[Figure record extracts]
╭──

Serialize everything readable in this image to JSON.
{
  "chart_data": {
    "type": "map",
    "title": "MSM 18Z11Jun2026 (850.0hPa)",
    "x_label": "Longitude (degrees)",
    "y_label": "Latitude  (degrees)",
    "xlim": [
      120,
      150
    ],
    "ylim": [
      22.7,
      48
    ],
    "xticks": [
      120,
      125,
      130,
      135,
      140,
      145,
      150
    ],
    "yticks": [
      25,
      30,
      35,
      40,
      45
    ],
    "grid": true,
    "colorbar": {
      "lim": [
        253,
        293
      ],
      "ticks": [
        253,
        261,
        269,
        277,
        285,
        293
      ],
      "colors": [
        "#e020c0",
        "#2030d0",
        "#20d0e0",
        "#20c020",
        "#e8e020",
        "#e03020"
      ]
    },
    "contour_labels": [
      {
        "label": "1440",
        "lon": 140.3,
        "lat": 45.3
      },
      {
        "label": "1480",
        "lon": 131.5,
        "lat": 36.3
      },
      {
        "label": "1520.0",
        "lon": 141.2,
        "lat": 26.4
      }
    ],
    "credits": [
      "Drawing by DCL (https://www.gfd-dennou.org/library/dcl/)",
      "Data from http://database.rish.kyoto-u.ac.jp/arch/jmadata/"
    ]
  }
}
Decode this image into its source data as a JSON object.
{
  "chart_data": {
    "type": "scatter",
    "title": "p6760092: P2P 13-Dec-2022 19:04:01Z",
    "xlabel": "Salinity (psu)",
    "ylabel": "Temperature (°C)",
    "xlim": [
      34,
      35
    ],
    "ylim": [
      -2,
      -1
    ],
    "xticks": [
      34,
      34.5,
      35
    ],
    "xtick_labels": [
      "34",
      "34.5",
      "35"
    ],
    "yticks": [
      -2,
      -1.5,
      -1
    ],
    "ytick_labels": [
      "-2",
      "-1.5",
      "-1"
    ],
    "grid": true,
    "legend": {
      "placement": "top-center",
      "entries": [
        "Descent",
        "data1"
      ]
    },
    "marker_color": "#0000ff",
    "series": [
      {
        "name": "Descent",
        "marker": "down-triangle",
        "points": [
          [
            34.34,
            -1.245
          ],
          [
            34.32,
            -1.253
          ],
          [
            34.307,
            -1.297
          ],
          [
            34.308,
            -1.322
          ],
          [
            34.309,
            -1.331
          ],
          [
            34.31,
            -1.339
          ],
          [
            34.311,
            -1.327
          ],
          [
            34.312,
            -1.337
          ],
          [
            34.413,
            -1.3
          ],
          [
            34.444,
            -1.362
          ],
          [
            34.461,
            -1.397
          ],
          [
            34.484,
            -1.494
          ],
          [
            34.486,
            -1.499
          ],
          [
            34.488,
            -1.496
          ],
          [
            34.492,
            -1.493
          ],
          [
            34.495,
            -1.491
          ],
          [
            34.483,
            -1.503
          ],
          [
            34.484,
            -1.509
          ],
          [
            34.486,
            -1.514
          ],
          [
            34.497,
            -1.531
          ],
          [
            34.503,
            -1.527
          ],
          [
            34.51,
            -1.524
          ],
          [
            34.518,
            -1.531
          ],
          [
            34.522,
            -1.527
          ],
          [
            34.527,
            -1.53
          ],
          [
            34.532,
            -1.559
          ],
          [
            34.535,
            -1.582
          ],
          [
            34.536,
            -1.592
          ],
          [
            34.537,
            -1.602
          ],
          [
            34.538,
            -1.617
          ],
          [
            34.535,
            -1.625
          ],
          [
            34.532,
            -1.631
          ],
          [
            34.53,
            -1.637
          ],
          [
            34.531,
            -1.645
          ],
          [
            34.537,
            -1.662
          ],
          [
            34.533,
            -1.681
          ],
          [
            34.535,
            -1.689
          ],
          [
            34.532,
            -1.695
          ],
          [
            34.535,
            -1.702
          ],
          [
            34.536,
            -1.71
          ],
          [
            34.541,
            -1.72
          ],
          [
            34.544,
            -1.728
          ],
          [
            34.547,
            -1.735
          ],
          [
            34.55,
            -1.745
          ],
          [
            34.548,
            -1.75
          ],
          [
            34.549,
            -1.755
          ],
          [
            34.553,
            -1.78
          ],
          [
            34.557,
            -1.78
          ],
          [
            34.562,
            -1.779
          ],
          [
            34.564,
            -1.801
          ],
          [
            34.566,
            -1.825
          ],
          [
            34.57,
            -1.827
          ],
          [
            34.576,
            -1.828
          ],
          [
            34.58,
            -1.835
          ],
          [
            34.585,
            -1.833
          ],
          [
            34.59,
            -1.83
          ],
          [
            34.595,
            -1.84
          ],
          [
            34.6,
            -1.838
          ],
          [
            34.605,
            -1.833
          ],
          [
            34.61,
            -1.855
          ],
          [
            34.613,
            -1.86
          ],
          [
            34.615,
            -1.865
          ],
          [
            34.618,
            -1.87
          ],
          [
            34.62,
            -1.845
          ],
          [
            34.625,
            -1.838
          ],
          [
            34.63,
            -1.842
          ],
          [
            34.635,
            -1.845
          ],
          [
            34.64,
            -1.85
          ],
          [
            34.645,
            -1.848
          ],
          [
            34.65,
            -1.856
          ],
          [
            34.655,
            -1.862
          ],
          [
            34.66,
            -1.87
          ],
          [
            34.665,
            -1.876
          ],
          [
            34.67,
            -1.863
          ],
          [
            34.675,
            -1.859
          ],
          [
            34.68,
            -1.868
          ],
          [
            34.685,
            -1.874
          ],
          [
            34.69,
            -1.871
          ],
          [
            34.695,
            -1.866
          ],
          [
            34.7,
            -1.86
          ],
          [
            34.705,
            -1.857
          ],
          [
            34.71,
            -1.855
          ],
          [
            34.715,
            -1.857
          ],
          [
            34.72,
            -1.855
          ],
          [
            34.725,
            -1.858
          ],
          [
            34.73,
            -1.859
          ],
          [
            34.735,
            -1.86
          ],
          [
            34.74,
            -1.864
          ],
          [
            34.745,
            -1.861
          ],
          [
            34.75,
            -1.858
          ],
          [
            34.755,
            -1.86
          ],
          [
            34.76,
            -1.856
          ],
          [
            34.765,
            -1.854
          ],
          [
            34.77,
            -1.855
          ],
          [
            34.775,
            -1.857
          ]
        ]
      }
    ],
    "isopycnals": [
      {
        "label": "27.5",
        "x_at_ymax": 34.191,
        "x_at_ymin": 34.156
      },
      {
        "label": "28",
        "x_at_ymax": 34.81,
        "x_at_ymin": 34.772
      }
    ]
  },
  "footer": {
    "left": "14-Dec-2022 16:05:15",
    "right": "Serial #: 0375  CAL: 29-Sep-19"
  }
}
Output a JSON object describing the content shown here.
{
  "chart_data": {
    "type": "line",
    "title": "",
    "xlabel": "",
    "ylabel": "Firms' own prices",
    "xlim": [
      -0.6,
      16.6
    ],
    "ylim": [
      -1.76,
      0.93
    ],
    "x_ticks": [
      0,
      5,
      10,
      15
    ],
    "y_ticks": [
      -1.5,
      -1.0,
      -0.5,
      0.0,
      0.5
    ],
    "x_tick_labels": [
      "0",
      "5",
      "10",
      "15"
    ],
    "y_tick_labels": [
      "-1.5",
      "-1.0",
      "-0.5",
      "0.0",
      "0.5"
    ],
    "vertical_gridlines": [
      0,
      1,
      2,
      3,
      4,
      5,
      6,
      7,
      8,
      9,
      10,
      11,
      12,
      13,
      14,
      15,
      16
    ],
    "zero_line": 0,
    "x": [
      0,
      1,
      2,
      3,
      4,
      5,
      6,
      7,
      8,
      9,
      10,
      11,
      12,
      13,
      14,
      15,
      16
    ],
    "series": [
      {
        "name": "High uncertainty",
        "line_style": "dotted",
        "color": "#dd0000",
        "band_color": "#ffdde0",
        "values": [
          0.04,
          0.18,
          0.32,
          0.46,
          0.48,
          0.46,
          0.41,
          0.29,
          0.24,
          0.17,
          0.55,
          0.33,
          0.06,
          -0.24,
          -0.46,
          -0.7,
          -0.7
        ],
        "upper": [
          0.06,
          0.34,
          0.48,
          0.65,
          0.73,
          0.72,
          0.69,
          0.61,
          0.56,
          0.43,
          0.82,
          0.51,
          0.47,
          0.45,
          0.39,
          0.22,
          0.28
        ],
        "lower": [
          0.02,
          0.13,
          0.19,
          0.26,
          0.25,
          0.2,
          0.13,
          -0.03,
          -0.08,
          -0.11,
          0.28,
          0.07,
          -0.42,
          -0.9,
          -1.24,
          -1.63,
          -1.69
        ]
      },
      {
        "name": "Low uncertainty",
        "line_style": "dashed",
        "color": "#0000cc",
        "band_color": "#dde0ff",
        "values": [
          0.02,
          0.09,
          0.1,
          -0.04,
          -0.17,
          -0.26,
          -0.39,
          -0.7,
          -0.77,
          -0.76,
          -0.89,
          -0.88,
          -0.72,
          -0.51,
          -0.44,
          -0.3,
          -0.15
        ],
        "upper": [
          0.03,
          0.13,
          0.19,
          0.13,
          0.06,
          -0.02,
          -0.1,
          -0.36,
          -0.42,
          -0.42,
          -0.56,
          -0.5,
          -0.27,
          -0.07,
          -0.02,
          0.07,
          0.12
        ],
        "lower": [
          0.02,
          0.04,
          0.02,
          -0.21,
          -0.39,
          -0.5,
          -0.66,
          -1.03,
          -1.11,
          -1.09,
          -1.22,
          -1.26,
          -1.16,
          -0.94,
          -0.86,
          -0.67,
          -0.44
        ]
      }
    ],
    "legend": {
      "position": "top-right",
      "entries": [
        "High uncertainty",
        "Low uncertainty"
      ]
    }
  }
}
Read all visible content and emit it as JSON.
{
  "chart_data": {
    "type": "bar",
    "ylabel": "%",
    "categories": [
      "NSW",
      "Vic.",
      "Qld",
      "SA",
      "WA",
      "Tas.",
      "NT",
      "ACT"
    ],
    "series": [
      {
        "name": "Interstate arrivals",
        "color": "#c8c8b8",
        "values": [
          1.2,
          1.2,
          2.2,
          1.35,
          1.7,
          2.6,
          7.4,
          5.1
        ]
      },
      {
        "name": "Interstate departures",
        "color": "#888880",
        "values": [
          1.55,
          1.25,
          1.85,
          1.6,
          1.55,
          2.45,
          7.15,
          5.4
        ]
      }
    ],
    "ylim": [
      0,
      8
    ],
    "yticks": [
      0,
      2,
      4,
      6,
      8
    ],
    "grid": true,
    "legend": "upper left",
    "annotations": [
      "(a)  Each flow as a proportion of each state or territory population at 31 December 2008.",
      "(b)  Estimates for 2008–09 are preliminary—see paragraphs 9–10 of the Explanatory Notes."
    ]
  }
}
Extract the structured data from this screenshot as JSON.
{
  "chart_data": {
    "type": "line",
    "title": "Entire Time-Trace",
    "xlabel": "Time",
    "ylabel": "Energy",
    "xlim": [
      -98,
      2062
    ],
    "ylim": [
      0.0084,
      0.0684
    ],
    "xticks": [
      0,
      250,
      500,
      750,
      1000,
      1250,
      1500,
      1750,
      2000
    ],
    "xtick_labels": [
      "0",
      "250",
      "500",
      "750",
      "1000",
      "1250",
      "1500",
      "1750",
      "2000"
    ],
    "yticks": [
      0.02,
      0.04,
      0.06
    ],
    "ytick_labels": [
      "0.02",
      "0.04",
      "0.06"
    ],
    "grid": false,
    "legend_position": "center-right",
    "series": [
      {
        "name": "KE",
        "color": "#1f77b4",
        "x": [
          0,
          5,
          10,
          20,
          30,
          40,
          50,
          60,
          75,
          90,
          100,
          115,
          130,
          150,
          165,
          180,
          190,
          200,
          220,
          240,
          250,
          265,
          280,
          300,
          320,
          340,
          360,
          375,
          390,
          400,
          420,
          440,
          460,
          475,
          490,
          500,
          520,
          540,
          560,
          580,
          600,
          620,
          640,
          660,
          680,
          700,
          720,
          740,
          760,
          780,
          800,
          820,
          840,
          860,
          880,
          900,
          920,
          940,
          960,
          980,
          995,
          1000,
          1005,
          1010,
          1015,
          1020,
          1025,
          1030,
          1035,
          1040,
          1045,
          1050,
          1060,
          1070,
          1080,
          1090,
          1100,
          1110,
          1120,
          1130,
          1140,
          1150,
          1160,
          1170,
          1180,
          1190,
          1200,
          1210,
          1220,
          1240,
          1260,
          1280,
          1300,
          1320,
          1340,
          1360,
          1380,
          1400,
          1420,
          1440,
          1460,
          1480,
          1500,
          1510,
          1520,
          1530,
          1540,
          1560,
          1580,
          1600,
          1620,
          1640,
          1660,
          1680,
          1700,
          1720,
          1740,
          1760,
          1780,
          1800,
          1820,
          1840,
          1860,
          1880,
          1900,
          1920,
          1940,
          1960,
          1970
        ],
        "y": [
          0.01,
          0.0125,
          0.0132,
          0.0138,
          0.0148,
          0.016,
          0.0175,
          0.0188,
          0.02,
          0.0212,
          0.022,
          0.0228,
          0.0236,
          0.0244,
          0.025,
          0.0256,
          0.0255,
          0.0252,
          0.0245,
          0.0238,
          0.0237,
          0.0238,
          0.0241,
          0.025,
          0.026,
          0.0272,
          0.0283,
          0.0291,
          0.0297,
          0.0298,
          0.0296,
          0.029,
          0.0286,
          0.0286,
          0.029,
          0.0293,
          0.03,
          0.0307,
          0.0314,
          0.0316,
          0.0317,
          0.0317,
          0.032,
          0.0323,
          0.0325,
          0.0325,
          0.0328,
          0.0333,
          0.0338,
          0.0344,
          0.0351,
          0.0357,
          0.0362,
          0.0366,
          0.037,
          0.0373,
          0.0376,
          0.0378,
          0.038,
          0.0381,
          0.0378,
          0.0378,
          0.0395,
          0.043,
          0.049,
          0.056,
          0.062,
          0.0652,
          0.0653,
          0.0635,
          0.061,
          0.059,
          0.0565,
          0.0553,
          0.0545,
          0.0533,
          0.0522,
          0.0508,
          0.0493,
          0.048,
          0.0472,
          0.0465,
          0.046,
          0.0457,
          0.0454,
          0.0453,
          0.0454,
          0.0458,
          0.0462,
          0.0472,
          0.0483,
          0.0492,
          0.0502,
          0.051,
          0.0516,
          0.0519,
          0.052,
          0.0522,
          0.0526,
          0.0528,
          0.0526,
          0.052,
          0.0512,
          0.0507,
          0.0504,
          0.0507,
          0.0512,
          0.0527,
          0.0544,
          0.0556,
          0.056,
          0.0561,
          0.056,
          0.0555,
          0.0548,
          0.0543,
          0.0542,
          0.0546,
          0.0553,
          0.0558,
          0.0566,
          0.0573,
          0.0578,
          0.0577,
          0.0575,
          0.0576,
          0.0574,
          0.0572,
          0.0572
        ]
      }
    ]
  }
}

╰──

# Job:
Search the records for the string "title" and return every line in which it occurs.

# Answer to this exercise:
    "title": "MSM 18Z11Jun2026 (850.0hPa)",
    "title": "p6760092: P2P 13-Dec-2022 19:04:01Z",
    "title": "",
    "title": "Entire Time-Trace",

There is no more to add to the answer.